Items listed in a dataset:
────────────────
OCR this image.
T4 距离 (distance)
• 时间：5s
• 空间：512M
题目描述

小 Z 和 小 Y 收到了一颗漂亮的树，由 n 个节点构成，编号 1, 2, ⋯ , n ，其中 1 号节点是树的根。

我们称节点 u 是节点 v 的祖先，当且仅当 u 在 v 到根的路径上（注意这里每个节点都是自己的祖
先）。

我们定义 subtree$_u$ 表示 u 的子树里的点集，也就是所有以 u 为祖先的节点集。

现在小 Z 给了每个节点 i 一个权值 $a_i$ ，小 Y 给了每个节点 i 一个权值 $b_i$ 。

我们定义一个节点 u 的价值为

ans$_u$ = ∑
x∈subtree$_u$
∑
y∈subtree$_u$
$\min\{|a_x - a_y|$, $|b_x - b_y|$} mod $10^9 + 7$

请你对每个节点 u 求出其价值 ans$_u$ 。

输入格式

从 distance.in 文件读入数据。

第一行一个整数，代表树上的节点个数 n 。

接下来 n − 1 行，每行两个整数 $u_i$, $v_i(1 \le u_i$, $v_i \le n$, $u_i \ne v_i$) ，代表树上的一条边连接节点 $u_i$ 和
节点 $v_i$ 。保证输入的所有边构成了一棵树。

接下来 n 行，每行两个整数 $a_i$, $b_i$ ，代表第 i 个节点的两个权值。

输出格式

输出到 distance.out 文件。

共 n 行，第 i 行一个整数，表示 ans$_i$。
────────────────
▶ _PROBLEM STATEMENT_: Show every line of the records above that contains the word "每行两个整数".

▶ _SOLUTION FOR THIS PROBLEM_:
接下来 n − 1 行，每行两个整数 $u_i$, $v_i(1 \le u_i$, $v_i \le n$, $u_i \ne v_i$) ，代表树上的一条边连接节点 $u_i$ 和
接下来 n 行，每行两个整数 $a_i$, $b_i$ ，代表第 i 个节点的两个权值。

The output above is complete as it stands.